— Start of RECORDS FOR PROCESSING —

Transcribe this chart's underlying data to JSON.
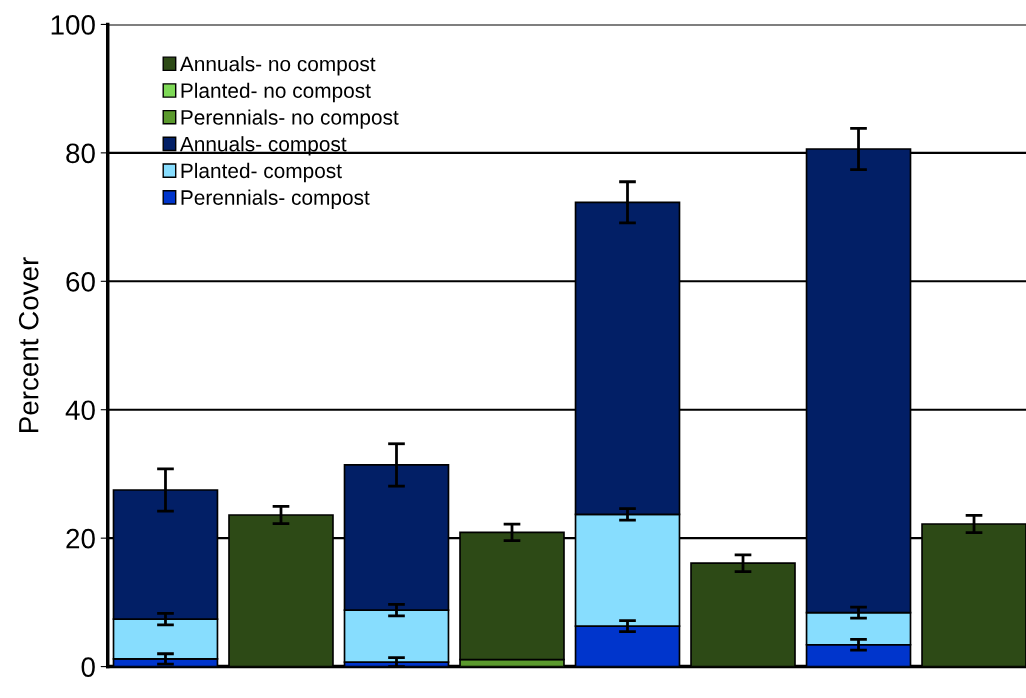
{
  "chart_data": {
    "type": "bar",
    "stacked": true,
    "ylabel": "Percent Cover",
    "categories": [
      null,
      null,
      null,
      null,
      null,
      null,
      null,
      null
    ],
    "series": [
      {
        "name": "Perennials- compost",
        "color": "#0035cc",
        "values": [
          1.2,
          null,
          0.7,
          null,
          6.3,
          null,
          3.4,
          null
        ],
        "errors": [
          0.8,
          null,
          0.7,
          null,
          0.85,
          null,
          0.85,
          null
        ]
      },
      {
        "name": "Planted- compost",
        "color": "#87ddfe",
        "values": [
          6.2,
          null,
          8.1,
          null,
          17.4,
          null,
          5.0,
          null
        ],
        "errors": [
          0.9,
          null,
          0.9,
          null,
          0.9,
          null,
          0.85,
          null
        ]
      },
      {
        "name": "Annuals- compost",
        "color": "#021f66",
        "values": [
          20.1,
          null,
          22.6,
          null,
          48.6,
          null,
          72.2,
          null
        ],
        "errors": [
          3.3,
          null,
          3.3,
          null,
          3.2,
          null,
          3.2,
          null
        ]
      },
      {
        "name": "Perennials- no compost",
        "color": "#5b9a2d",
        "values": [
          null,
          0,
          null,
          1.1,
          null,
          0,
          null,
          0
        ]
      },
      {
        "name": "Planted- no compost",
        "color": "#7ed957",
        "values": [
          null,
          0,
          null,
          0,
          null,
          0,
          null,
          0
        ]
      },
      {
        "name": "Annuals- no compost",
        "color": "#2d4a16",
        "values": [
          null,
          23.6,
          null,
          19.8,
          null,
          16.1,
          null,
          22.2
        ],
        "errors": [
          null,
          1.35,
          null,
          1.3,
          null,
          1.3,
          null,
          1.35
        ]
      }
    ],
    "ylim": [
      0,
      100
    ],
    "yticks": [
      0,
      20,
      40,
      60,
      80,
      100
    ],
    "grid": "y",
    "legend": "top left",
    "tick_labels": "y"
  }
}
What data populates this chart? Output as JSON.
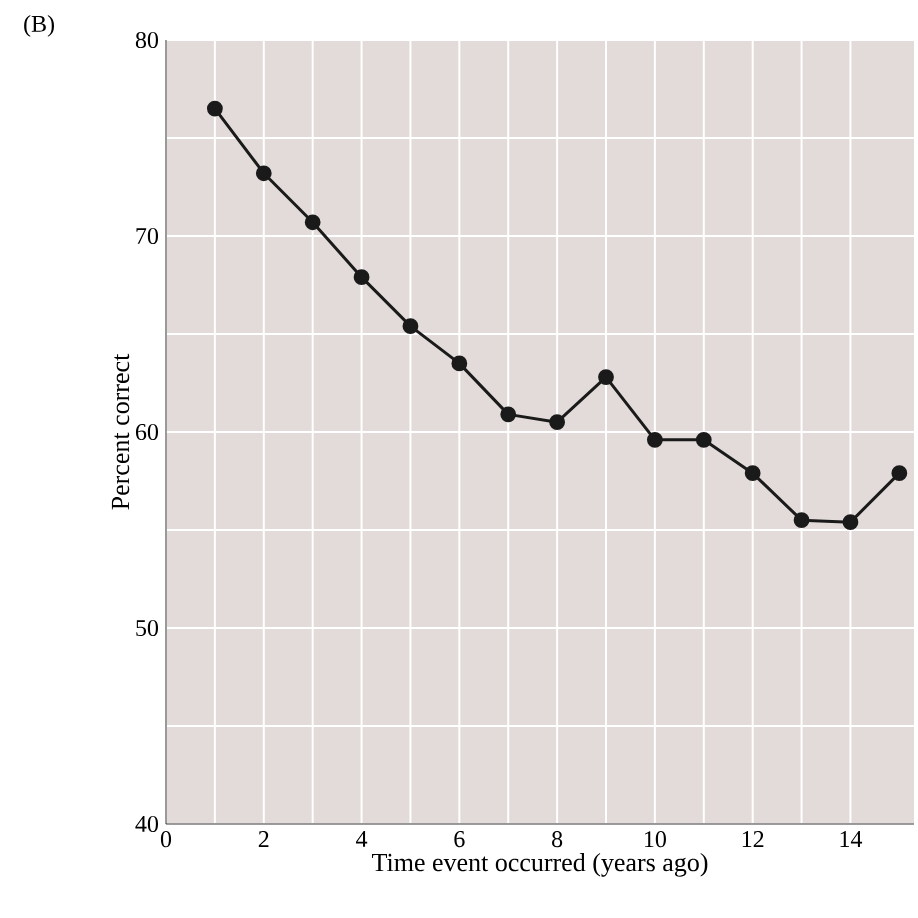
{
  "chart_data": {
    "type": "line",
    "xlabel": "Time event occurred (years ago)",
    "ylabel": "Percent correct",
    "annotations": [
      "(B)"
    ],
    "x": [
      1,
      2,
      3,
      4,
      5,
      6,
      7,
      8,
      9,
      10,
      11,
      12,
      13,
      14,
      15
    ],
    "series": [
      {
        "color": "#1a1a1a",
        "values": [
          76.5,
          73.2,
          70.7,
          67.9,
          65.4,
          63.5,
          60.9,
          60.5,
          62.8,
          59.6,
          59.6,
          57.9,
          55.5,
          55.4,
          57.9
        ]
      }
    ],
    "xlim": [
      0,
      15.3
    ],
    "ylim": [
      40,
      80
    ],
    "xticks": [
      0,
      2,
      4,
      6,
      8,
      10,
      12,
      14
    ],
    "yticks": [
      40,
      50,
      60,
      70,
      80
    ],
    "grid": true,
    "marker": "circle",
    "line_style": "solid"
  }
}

— End of RECORDS FOR PROCESSING —

_TASK PROMPT_. The material above must be printed exactly, with its pictures left out.

_ANSWER_.
Transcribe this chart's underlying data to JSON.
{
  "chart_data": {
    "type": "bar",
    "stacked": true,
    "ylabel": "Percent Cover",
    "categories": [
      null,
      null,
      null,
      null,
      null,
      null,
      null,
      null
    ],
    "series": [
      {
        "name": "Perennials- compost",
        "color": "#0035cc",
        "values": [
          1.2,
          null,
          0.7,
          null,
          6.3,
          null,
          3.4,
          null
        ],
        "errors": [
          0.8,
          null,
          0.7,
          null,
          0.85,
          null,
          0.85,
          null
        ]
      },
      {
        "name": "Planted- compost",
        "color": "#87ddfe",
        "values": [
          6.2,
          null,
          8.1,
          null,
          17.4,
          null,
          5.0,
          null
        ],
        "errors": [
          0.9,
          null,
          0.9,
          null,
          0.9,
          null,
          0.85,
          null
        ]
      },
      {
        "name": "Annuals- compost",
        "color": "#021f66",
        "values": [
          20.1,
          null,
          22.6,
          null,
          48.6,
          null,
          72.2,
          null
        ],
        "errors": [
          3.3,
          null,
          3.3,
          null,
          3.2,
          null,
          3.2,
          null
        ]
      },
      {
        "name": "Perennials- no compost",
        "color": "#5b9a2d",
        "values": [
          null,
          0,
          null,
          1.1,
          null,
          0,
          null,
          0
        ]
      },
      {
        "name": "Planted- no compost",
        "color": "#7ed957",
        "values": [
          null,
          0,
          null,
          0,
          null,
          0,
          null,
          0
        ]
      },
      {
        "name": "Annuals- no compost",
        "color": "#2d4a16",
        "values": [
          null,
          23.6,
          null,
          19.8,
          null,
          16.1,
          null,
          22.2
        ],
        "errors": [
          null,
          1.35,
          null,
          1.3,
          null,
          1.3,
          null,
          1.35
        ]
      }
    ],
    "ylim": [
      0,
      100
    ],
    "yticks": [
      0,
      20,
      40,
      60,
      80,
      100
    ],
    "grid": "y",
    "legend": "top left",
    "tick_labels": "y"
  }
}
What data populates this chart? Output as JSON.
{
  "chart_data": {
    "type": "line",
    "xlabel": "Time event occurred (years ago)",
    "ylabel": "Percent correct",
    "annotations": [
      "(B)"
    ],
    "x": [
      1,
      2,
      3,
      4,
      5,
      6,
      7,
      8,
      9,
      10,
      11,
      12,
      13,
      14,
      15
    ],
    "series": [
      {
        "color": "#1a1a1a",
        "values": [
          76.5,
          73.2,
          70.7,
          67.9,
          65.4,
          63.5,
          60.9,
          60.5,
          62.8,
          59.6,
          59.6,
          57.9,
          55.5,
          55.4,
          57.9
        ]
      }
    ],
    "xlim": [
      0,
      15.3
    ],
    "ylim": [
      40,
      80
    ],
    "xticks": [
      0,
      2,
      4,
      6,
      8,
      10,
      12,
      14
    ],
    "yticks": [
      40,
      50,
      60,
      70,
      80
    ],
    "grid": true,
    "marker": "circle",
    "line_style": "solid"
  }
}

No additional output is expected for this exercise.